Demonstrations broke out in Hong Kong after police shut down unlicensed food stalls that popped up in the Mong Kok area during the Chinese New Year celebration. It appears as though these food stalls are a normal part of this celebration and police usually look the other way. But this year, the police shut them down, sparking demonstrations that are being called the “fishball revolution” on Chinese social media, named after the food some of these stalls sell.

Clashes between police and citizens erupted after activists tried to defend the vendors. It appears that people had advance notice that the police were going to clear these stalls, because according to BBC, hundreds of people had gathered in the area to support the vendors. Clashes lasted about six hours, and while there were calls on Chinese social media and messaging service WhatsApp to “eat fishballs” again, by Tuesday evening things had calmed down. Ninety people were injured and 61 people were arrested. No fatalities were reported. However, Chinese police fired warning shots into the air. They would not have done that if they did not fear the situation might get out of hand.

It is important to keep this in perspective. Anything that happens in Hong Kong is magnified simply because global media is more present there than on the mainland. There are many foreigners willing to be interviewed and news can be readily transmitted. In 2014, hundreds of thousands of people, also in Mong Kok, demonstrated against proposed reforms to Hong Kong’s electoral system. In December 2015, a group called the National Independence Party is suspected of having planted a bomb in a garbage can outside the Legislative Council’s building. So the tension is not new and is focused on political issues more than economic ones, although the demonstrators defending street food vendors was an interesting dimension of the rights movement defending the relatively poor.

At the same time, this event should not be dismissed simply because it is not new. The economic situation in 2016 has worsened throughout China and, although Hong Kong is enormously better off, it has not been immune. Other demonstrations have occurred in China that were not chronicled by the mainstream media. The China Labour Bulletin has reported at least three incidents involving between 1,000 and 10,000 people. One was a strike in Shenzhen, Guangdong province of workers demanding compensation at a toy factory after being fired on Jan. 5. Another in Jiangxi province on Jan. 11 consisted of thousands of taxi drivers striking against high fees and competition from rideshare apps like Uber. A third was protests on Jan. 20 at a steel company in Hefei, Anhui province, against an unfair compensation plan.

Such demonstrations are normal in any country during times of economic decline and even in relatively prosperous times. The biggest problem concerning China is a massive decline in the economy driven by forces that are not easily altered by authorities. Lack of competitiveness of Chinese goods in the global market, rising unemployment partly as a result, the government’s failure to improve the lots of hundreds of millions of people living in the interior and the loss of remittances by unemployed migrant workers cannot be easily reversed. These problems and others took a generation to emerge and will take a great deal of time to be fixed.

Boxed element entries
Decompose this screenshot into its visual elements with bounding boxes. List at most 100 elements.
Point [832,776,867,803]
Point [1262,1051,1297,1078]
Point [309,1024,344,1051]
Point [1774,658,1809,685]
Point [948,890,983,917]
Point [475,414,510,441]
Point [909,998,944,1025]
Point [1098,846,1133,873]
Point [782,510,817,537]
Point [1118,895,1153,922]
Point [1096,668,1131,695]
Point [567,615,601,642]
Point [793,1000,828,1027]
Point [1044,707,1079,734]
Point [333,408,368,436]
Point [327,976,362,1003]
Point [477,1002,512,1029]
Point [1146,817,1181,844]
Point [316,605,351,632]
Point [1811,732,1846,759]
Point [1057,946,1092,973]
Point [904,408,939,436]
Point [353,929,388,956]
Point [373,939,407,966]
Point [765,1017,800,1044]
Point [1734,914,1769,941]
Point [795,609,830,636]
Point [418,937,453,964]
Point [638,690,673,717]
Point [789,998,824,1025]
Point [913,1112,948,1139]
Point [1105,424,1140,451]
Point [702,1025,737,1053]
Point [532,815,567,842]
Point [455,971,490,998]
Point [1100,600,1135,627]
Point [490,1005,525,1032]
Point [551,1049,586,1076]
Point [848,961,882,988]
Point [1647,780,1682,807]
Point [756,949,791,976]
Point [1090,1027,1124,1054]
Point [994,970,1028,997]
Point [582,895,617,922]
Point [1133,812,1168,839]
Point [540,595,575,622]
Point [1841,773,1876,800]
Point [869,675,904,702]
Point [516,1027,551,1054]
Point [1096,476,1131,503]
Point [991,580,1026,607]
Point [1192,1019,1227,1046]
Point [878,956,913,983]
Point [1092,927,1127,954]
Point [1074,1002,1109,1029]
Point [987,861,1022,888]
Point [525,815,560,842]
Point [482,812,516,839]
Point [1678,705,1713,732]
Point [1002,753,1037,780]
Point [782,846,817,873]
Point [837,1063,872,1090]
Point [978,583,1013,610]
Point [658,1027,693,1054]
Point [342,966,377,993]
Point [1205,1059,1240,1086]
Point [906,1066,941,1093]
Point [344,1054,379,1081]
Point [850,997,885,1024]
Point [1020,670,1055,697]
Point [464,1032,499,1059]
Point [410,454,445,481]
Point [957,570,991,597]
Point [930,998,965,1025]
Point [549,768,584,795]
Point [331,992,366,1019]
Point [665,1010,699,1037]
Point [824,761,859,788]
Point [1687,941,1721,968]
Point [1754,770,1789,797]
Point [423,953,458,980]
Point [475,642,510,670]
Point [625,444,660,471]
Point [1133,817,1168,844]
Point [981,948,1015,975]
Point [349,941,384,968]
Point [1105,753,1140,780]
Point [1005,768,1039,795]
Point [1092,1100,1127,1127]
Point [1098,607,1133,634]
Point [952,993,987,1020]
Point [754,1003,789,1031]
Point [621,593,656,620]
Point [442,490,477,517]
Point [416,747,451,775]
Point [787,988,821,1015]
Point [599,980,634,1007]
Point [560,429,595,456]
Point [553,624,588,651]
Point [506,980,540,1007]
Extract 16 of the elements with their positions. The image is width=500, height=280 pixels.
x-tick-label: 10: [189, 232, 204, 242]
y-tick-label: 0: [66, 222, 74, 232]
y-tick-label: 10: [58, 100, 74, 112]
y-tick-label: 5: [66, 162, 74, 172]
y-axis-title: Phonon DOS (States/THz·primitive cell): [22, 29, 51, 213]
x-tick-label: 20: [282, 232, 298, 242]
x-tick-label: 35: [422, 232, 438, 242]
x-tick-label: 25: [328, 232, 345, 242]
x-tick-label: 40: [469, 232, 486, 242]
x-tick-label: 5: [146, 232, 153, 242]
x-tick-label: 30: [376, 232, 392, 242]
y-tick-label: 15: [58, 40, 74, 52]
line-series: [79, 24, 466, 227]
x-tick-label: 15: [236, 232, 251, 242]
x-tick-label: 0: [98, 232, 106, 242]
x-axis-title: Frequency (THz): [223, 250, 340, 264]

TO-DO LIST
- A) In the article on the Hong Kong food stall protests, how many people were arrested?
- B) Write a continuation of the article on the Hong Kong food stall protests, beginning right after its last sentence.

ANSWERS TO THE TASKS
- A) Sixty-one people were arrested.

- B)
It is clear that the Hong Kong government is worried because of the clampdown in China and this shows in the police’s reaction to a demonstration in defense of fishball vendors. Firing shots in the air is not the response of a confident regime, particularly when it is done in a media-intense place like Hong Kong. While not making too much of it, it has to be said that the gunfire would have been far less significant in a town that is not dealing with Hong Kong’s media. That it took place where the government knew it would reverberate around the world, and that people like me would now be speculating on the stability of the government, means it should neither be overemphasized nor dismissed. We don’t know if the shots were triggered by a police officer who is now being brought up on charges or senior Chinese officials who were following a well thought out response. There was time for thought between the start of the demonstrations and the shots, so either scenario is possible. The police did say a full investigation will be opened to determine whether the officer who fired the shots did so for justifiable reasons.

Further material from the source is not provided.